TASK DIRECTIONS ->
Write out the items verbatim from their first line through the line containing "- curtain-trim: [12, 252, 547, 256]", including both of those lines.

☆ ☆ ☆ ☆ ☆

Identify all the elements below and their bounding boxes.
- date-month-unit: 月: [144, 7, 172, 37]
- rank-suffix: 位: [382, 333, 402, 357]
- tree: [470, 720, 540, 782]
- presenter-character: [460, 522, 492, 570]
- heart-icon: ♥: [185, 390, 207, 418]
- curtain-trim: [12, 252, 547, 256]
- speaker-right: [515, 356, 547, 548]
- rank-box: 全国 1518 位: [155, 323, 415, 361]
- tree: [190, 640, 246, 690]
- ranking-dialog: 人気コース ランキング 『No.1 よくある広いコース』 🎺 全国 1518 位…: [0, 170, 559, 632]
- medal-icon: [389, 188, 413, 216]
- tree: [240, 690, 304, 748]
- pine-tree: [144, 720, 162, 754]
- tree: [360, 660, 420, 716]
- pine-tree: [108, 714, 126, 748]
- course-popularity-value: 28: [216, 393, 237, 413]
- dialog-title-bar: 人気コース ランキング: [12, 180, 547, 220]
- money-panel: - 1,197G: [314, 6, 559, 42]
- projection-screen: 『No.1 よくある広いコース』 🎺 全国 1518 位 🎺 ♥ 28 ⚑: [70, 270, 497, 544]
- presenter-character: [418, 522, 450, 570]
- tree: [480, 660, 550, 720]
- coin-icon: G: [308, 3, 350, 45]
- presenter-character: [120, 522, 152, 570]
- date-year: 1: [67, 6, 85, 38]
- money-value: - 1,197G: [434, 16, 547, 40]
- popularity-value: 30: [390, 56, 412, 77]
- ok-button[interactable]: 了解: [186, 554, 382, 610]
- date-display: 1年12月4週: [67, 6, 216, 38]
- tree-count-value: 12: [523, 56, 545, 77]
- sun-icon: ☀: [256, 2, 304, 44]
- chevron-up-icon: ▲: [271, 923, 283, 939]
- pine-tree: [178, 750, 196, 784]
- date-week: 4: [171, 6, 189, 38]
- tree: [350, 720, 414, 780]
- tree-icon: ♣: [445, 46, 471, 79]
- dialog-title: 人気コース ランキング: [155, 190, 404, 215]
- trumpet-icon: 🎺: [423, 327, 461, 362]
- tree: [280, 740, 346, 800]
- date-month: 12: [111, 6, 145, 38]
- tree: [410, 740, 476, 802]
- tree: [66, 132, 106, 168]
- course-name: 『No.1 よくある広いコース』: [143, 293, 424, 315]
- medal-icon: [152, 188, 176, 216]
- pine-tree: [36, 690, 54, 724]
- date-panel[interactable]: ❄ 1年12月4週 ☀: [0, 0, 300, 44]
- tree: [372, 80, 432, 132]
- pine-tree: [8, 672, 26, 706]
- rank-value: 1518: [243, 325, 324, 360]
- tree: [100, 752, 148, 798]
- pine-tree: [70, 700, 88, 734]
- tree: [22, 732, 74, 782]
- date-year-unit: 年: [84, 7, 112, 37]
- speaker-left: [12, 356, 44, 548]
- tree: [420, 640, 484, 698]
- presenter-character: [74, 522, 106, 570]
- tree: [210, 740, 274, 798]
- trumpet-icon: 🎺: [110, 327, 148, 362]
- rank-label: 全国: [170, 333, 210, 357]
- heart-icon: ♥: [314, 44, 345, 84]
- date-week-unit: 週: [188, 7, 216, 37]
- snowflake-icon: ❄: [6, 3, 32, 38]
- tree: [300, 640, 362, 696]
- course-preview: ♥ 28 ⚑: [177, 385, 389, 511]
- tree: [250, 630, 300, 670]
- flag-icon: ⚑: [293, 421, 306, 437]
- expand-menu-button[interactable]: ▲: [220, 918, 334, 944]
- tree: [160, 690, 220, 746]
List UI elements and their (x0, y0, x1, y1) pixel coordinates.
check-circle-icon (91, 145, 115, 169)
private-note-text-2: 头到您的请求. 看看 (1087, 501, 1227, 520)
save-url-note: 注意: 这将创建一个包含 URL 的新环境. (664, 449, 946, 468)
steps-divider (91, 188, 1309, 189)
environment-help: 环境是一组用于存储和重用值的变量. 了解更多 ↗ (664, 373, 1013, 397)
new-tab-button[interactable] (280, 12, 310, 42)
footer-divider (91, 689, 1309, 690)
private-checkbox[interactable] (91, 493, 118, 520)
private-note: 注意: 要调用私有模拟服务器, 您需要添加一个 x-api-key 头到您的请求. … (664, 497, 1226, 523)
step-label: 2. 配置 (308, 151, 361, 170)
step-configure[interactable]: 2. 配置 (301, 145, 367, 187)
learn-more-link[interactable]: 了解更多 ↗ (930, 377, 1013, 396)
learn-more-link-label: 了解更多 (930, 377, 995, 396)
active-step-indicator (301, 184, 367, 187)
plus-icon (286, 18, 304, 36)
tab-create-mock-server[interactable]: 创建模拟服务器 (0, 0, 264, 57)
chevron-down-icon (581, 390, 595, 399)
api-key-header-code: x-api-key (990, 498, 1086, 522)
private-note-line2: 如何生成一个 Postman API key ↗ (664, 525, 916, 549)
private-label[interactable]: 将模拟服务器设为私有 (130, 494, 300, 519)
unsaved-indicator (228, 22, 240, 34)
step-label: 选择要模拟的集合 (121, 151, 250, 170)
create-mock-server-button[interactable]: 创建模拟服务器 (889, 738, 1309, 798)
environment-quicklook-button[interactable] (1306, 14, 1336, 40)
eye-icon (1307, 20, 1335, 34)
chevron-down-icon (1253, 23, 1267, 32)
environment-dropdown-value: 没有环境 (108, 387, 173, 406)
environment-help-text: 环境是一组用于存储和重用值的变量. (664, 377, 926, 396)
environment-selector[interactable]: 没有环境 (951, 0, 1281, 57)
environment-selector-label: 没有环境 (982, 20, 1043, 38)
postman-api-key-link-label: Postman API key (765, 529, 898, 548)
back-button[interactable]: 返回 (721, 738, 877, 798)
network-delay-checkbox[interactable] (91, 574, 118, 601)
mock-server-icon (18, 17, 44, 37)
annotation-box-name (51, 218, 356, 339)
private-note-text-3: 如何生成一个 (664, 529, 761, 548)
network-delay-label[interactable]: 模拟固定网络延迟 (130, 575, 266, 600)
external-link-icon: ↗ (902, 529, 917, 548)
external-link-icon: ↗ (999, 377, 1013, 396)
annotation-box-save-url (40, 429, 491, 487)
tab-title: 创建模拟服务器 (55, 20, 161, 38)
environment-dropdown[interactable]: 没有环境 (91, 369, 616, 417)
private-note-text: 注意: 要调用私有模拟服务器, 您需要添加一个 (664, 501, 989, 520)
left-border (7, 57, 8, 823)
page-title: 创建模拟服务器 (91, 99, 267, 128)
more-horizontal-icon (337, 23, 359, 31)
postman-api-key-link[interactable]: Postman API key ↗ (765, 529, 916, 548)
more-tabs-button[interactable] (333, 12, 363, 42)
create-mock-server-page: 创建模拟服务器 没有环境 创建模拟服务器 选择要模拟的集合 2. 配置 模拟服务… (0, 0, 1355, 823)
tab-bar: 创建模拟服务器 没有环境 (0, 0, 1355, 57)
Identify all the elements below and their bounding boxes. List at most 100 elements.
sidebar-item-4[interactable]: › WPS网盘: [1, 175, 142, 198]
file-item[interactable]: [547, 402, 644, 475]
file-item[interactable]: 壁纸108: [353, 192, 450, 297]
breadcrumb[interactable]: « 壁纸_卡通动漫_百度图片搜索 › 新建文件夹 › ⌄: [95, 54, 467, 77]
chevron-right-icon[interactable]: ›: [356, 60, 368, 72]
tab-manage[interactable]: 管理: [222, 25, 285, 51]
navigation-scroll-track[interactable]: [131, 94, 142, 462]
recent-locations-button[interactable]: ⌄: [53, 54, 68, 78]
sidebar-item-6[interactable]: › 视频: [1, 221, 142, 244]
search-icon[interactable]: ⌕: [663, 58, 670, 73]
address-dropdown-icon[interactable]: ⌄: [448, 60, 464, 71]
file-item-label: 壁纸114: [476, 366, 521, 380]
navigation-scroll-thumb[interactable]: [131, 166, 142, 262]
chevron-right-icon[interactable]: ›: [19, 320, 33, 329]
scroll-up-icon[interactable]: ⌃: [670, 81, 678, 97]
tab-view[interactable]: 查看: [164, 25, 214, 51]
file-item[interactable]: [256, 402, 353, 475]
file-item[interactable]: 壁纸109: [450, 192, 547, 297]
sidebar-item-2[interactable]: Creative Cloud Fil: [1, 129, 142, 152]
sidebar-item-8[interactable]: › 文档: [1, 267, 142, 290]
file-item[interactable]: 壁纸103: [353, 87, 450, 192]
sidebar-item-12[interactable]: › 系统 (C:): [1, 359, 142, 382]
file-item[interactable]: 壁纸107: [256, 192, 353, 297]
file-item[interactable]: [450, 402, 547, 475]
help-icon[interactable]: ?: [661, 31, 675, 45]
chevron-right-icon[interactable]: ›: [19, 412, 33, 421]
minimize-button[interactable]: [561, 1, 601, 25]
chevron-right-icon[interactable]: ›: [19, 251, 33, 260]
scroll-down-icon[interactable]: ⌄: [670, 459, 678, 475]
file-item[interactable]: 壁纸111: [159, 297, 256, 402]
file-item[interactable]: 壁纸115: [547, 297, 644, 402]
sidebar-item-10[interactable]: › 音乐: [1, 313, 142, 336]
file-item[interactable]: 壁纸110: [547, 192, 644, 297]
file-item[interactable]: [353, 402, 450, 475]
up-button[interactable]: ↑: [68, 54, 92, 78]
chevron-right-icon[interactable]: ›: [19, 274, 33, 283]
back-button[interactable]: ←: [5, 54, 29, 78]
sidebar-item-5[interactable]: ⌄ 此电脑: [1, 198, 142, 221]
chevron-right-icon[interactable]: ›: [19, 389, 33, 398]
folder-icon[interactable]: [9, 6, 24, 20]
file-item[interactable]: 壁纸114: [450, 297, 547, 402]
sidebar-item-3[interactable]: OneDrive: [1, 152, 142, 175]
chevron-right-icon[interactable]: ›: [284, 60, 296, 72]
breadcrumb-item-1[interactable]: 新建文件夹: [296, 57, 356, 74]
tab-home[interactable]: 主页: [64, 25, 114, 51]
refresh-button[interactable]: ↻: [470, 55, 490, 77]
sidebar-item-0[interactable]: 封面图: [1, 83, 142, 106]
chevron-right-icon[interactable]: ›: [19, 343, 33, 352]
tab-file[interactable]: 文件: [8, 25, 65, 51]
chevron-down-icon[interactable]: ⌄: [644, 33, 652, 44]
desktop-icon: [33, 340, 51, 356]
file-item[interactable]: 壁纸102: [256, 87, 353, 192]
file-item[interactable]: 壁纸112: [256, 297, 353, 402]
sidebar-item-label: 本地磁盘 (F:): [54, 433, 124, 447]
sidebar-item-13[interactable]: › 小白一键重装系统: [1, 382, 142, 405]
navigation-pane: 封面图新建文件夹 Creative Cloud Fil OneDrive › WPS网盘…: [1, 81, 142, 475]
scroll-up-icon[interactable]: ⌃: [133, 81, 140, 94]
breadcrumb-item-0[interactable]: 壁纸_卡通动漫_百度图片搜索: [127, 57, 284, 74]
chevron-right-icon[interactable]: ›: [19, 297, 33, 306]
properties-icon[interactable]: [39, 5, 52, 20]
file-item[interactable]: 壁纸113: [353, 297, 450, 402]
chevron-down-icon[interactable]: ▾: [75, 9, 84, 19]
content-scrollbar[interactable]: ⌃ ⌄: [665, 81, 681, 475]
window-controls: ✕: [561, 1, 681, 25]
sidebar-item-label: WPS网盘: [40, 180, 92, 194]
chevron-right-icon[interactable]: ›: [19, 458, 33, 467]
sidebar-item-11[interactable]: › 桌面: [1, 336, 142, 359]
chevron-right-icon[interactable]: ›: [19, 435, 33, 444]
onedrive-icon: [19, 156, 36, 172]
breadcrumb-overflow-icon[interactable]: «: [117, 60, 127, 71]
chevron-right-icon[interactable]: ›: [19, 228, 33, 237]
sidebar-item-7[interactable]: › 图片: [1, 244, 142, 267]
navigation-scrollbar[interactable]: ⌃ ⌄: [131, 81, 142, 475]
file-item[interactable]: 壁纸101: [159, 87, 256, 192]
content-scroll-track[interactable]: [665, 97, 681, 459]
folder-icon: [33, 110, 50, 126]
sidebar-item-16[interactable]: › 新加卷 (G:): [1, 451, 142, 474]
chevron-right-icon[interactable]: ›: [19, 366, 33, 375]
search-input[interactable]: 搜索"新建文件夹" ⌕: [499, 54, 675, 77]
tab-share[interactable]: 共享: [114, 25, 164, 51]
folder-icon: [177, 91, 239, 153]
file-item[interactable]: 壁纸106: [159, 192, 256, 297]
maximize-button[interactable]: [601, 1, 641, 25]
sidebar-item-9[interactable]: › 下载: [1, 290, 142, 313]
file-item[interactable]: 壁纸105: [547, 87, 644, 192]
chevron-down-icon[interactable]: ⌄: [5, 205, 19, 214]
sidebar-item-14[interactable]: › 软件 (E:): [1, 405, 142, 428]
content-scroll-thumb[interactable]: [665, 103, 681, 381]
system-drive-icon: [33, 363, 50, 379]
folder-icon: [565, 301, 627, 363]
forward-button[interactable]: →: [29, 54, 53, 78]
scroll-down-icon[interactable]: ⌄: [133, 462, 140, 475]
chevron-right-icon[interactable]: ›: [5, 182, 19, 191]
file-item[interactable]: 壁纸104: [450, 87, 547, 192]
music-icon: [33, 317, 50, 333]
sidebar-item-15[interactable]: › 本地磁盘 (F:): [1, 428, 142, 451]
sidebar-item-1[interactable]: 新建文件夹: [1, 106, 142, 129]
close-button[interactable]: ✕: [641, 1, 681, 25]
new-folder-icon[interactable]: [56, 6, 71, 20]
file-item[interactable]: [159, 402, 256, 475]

☆ ☆ ☆ ☆ ☆

ANSWER TO THE TASK ->
Identify all the elements below and their bounding boxes.
- date-month-unit: 月: [144, 7, 172, 37]
- rank-suffix: 位: [382, 333, 402, 357]
- tree: [470, 720, 540, 782]
- presenter-character: [460, 522, 492, 570]
- heart-icon: ♥: [185, 390, 207, 418]
- curtain-trim: [12, 252, 547, 256]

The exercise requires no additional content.